» Data shown
────

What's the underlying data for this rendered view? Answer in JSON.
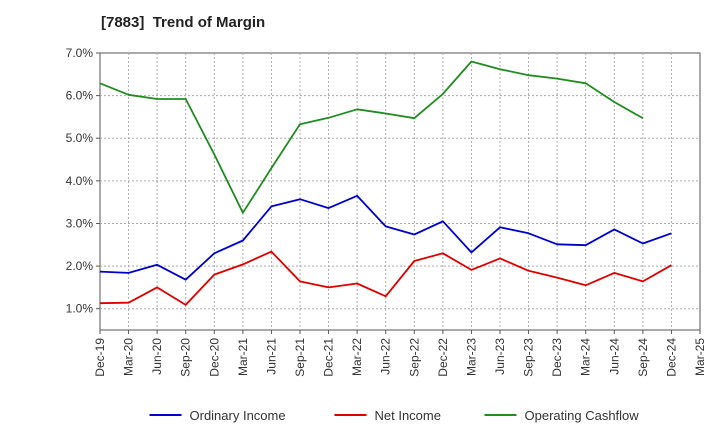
{
  "chart_data": {
    "type": "line",
    "title": "[7883]  Trend of Margin",
    "x_labels": [
      "Dec-19",
      "Mar-20",
      "Jun-20",
      "Sep-20",
      "Dec-20",
      "Mar-21",
      "Jun-21",
      "Sep-21",
      "Dec-21",
      "Mar-22",
      "Jun-22",
      "Sep-22",
      "Dec-22",
      "Mar-23",
      "Jun-23",
      "Sep-23",
      "Dec-23",
      "Mar-24",
      "Jun-24",
      "Sep-24",
      "Dec-24",
      "Mar-25"
    ],
    "y_ticks": [
      "1.0%",
      "2.0%",
      "3.0%",
      "4.0%",
      "5.0%",
      "6.0%",
      "7.0%"
    ],
    "ylim": [
      0.5,
      7.0
    ],
    "y_unit": "%",
    "grid": true,
    "legend_position": "bottom",
    "series": [
      {
        "name": "Ordinary Income",
        "color": "#0000cc",
        "values": [
          1.87,
          1.84,
          2.03,
          1.68,
          2.3,
          2.6,
          3.4,
          3.57,
          3.36,
          3.65,
          2.93,
          2.74,
          3.05,
          2.32,
          2.91,
          2.77,
          2.51,
          2.49,
          2.86,
          2.53,
          2.77,
          null
        ]
      },
      {
        "name": "Net Income",
        "color": "#dd0000",
        "values": [
          1.13,
          1.14,
          1.5,
          1.09,
          1.8,
          2.04,
          2.34,
          1.64,
          1.5,
          1.59,
          1.29,
          2.12,
          2.3,
          1.91,
          2.18,
          1.89,
          1.73,
          1.55,
          1.84,
          1.64,
          2.02,
          null
        ]
      },
      {
        "name": "Operating Cashflow",
        "color": "#228b22",
        "values": [
          6.29,
          6.02,
          5.92,
          5.92,
          4.62,
          3.25,
          4.3,
          5.33,
          5.48,
          5.68,
          5.58,
          5.47,
          6.04,
          6.8,
          6.62,
          6.48,
          6.4,
          6.29,
          5.85,
          5.47,
          null,
          null
        ]
      }
    ]
  }
}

────

» Aim
Strip out the pictures and quote the remaining data word for word.

» Solution for this exercise
What's the underlying data for this rendered view? Answer in JSON.
{
  "chart_data": {
    "type": "line",
    "title": "[7883]  Trend of Margin",
    "x_labels": [
      "Dec-19",
      "Mar-20",
      "Jun-20",
      "Sep-20",
      "Dec-20",
      "Mar-21",
      "Jun-21",
      "Sep-21",
      "Dec-21",
      "Mar-22",
      "Jun-22",
      "Sep-22",
      "Dec-22",
      "Mar-23",
      "Jun-23",
      "Sep-23",
      "Dec-23",
      "Mar-24",
      "Jun-24",
      "Sep-24",
      "Dec-24",
      "Mar-25"
    ],
    "y_ticks": [
      "1.0%",
      "2.0%",
      "3.0%",
      "4.0%",
      "5.0%",
      "6.0%",
      "7.0%"
    ],
    "ylim": [
      0.5,
      7.0
    ],
    "y_unit": "%",
    "grid": true,
    "legend_position": "bottom",
    "series": [
      {
        "name": "Ordinary Income",
        "color": "#0000cc",
        "values": [
          1.87,
          1.84,
          2.03,
          1.68,
          2.3,
          2.6,
          3.4,
          3.57,
          3.36,
          3.65,
          2.93,
          2.74,
          3.05,
          2.32,
          2.91,
          2.77,
          2.51,
          2.49,
          2.86,
          2.53,
          2.77,
          null
        ]
      },
      {
        "name": "Net Income",
        "color": "#dd0000",
        "values": [
          1.13,
          1.14,
          1.5,
          1.09,
          1.8,
          2.04,
          2.34,
          1.64,
          1.5,
          1.59,
          1.29,
          2.12,
          2.3,
          1.91,
          2.18,
          1.89,
          1.73,
          1.55,
          1.84,
          1.64,
          2.02,
          null
        ]
      },
      {
        "name": "Operating Cashflow",
        "color": "#228b22",
        "values": [
          6.29,
          6.02,
          5.92,
          5.92,
          4.62,
          3.25,
          4.3,
          5.33,
          5.48,
          5.68,
          5.58,
          5.47,
          6.04,
          6.8,
          6.62,
          6.48,
          6.4,
          6.29,
          5.85,
          5.47,
          null,
          null
        ]
      }
    ]
  }
}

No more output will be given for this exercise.